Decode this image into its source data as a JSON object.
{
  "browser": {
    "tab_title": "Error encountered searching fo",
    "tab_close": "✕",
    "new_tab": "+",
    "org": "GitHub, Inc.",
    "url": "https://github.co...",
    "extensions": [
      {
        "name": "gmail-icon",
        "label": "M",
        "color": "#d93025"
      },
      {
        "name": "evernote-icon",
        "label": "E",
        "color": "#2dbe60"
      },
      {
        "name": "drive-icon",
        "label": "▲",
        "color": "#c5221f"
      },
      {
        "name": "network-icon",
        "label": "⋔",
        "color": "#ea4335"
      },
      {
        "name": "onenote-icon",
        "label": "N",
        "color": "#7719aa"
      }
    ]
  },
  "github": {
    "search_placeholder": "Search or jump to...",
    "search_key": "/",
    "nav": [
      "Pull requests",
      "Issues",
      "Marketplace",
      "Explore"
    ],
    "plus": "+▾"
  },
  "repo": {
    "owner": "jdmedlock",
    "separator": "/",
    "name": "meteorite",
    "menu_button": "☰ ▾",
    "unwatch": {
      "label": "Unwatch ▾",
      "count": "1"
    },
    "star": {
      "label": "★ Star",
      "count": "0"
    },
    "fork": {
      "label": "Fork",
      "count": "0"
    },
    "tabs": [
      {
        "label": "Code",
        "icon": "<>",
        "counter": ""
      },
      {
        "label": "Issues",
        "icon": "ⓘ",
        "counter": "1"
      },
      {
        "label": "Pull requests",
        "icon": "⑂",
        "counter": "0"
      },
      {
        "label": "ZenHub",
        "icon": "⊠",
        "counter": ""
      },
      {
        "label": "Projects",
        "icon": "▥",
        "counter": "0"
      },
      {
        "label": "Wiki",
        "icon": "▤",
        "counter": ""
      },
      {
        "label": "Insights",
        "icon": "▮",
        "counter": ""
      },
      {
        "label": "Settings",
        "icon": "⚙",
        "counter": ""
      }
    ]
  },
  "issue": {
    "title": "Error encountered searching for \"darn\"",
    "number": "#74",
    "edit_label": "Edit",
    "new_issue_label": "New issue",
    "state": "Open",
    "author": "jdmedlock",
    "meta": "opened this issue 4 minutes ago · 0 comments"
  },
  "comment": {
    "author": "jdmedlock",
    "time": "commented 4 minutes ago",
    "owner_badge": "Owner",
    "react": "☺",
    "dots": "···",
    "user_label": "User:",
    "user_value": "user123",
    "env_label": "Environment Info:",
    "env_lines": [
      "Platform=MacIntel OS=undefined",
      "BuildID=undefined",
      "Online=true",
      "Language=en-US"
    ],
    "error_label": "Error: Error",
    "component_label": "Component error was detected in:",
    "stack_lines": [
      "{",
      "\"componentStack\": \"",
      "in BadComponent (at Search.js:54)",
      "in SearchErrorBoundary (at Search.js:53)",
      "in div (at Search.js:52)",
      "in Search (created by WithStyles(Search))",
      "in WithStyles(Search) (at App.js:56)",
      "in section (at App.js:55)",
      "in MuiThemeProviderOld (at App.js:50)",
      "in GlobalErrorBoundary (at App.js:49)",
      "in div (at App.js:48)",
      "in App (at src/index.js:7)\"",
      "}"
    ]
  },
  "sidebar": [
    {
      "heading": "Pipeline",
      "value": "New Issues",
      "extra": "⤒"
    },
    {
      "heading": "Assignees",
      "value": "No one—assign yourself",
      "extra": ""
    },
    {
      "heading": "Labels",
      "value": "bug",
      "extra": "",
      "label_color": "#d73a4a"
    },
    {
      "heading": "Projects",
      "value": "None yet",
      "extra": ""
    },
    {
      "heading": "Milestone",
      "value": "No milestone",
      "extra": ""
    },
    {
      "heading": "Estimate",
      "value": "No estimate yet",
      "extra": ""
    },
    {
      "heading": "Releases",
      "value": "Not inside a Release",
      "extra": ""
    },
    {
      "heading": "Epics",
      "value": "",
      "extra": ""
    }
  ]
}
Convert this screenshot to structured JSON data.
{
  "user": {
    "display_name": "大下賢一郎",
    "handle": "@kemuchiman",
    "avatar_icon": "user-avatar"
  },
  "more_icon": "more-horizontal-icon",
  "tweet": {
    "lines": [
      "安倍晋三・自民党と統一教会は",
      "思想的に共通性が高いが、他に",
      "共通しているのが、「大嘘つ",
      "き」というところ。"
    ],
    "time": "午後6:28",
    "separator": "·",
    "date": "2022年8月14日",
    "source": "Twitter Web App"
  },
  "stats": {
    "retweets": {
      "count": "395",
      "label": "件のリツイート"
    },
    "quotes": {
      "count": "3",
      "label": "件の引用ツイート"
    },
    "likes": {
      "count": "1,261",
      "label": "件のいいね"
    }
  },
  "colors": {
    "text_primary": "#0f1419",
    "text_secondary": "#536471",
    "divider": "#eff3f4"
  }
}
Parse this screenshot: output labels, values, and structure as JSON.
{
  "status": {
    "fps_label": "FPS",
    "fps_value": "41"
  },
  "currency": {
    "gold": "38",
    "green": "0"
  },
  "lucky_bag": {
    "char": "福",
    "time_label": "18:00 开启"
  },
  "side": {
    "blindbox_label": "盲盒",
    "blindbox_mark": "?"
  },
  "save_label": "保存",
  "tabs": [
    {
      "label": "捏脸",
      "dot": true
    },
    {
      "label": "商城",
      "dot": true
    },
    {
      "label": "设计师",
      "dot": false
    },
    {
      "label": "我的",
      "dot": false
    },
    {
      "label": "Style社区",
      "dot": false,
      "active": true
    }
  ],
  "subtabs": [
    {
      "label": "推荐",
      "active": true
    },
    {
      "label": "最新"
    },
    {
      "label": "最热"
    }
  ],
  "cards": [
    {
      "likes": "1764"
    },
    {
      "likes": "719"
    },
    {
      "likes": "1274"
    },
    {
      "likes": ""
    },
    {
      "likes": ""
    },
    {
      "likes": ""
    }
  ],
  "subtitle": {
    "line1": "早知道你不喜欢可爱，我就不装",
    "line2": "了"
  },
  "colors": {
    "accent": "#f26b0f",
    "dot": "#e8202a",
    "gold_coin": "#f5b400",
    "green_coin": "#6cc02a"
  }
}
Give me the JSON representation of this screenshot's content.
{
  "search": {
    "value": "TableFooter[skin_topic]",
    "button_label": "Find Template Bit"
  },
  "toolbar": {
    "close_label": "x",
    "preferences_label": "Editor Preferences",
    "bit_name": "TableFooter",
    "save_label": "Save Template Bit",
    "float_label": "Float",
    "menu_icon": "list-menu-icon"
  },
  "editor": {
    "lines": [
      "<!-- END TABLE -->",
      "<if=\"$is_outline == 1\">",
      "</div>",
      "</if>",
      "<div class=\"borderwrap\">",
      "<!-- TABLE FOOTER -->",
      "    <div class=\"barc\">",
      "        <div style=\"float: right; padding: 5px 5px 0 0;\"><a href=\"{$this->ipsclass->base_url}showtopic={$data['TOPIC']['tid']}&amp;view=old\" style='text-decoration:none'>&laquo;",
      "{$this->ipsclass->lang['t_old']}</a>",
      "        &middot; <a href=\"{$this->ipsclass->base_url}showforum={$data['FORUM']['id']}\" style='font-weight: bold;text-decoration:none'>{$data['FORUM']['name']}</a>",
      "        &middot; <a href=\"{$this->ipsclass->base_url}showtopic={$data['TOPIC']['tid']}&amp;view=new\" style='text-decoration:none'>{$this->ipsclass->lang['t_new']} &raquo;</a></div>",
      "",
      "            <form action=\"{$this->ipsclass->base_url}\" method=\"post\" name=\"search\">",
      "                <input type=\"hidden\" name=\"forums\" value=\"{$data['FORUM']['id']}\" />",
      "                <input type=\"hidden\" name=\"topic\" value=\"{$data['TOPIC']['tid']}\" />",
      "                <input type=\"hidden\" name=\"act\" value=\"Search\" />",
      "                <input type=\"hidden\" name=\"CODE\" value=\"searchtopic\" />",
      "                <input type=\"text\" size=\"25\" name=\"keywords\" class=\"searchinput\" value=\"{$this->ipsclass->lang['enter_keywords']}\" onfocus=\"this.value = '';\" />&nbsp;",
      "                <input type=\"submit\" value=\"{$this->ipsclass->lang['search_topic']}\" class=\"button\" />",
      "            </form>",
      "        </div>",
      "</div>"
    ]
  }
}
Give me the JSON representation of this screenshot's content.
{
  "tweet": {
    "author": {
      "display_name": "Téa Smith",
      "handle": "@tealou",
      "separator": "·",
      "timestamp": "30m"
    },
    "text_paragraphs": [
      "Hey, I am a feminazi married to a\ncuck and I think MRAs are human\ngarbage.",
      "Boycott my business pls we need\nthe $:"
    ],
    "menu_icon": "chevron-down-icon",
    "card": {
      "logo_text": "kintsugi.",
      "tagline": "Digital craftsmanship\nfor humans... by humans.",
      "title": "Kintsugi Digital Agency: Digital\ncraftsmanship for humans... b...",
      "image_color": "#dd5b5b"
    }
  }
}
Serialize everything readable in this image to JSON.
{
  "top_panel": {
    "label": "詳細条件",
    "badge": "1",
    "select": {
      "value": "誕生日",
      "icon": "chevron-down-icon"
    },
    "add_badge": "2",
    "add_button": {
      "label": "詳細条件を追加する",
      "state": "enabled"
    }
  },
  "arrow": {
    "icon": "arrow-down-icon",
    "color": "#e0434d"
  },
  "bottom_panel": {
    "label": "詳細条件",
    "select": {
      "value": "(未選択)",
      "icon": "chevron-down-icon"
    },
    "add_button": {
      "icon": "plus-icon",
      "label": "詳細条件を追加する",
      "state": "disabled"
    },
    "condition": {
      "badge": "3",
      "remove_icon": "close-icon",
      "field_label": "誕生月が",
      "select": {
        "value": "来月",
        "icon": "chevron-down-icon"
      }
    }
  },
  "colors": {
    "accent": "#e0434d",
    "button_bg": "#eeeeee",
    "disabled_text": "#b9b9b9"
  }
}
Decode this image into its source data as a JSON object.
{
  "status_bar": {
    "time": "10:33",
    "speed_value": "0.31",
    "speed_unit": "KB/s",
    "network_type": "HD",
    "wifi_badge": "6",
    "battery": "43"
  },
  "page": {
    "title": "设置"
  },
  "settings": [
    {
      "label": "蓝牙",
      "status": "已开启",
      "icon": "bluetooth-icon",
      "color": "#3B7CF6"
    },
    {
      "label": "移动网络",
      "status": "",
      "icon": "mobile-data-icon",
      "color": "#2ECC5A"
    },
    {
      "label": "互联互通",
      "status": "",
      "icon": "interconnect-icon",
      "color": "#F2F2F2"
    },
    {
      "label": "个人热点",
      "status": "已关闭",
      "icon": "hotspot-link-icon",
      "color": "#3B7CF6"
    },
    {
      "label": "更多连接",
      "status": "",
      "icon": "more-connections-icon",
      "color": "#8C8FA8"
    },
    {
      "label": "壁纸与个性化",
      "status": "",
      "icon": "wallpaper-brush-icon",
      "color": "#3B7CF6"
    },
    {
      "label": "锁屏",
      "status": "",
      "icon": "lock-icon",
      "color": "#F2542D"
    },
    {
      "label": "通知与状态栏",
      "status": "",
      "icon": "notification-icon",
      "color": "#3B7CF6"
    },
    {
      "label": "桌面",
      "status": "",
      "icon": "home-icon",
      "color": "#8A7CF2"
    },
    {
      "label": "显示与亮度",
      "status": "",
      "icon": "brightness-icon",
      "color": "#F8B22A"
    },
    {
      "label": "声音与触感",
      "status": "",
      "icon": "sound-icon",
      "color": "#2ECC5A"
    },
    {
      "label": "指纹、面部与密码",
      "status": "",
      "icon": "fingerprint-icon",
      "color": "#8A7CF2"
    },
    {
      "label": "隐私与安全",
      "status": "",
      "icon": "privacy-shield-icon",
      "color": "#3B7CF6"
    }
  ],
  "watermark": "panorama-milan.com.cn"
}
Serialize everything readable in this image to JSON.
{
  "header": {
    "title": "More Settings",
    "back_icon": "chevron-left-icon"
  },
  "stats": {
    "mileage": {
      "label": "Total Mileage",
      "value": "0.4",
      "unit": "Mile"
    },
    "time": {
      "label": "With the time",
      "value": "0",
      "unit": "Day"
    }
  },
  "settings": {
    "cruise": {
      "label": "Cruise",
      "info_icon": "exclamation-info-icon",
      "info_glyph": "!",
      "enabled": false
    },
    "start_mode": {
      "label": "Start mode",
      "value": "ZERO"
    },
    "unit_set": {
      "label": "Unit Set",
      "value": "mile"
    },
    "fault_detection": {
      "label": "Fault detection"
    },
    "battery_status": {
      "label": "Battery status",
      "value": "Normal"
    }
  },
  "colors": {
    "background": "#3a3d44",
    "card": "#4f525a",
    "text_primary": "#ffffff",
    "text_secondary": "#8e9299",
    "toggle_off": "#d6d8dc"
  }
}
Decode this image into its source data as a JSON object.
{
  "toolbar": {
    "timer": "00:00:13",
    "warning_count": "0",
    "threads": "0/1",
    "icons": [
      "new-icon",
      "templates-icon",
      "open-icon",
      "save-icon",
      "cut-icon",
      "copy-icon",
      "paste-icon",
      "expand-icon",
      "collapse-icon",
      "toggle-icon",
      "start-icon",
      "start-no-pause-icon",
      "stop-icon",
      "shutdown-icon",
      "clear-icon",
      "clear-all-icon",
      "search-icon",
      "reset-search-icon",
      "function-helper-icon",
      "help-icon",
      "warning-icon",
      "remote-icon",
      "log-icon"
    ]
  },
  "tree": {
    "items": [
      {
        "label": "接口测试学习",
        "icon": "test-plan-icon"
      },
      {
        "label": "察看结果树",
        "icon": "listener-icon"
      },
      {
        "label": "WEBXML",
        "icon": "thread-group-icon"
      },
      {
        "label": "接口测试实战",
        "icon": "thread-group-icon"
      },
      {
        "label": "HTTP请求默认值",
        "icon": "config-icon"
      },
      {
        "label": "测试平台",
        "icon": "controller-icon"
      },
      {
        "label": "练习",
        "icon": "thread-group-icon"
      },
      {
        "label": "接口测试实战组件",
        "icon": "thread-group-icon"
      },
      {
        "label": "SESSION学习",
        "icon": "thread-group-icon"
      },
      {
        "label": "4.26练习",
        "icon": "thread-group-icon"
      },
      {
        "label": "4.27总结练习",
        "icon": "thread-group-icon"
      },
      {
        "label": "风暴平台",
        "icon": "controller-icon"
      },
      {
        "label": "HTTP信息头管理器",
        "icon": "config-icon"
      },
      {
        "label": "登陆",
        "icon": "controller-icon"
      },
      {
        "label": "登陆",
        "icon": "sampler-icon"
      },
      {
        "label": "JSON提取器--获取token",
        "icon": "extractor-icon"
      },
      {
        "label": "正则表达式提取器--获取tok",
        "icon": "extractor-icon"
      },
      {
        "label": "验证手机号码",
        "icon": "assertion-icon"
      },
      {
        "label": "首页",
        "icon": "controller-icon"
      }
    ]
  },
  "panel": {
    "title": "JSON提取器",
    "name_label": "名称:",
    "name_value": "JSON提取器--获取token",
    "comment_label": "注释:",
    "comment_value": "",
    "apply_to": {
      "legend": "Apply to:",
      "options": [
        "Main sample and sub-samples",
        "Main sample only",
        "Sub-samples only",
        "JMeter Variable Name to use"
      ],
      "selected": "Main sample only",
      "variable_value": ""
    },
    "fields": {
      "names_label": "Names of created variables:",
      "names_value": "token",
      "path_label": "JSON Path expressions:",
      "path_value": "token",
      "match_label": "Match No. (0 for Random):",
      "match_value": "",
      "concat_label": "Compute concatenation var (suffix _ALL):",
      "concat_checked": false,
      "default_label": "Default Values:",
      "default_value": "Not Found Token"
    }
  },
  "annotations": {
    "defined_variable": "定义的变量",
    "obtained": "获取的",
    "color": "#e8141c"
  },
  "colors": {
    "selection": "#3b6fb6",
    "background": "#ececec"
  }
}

* Description of the task *
Look through the entries above. Extract each line with the word "chevron".

* Full response *
    "menu_icon": "chevron-down-icon",
      "icon": "chevron-down-icon"
      "icon": "chevron-down-icon"
        "icon": "chevron-down-icon"
    "back_icon": "chevron-left-icon"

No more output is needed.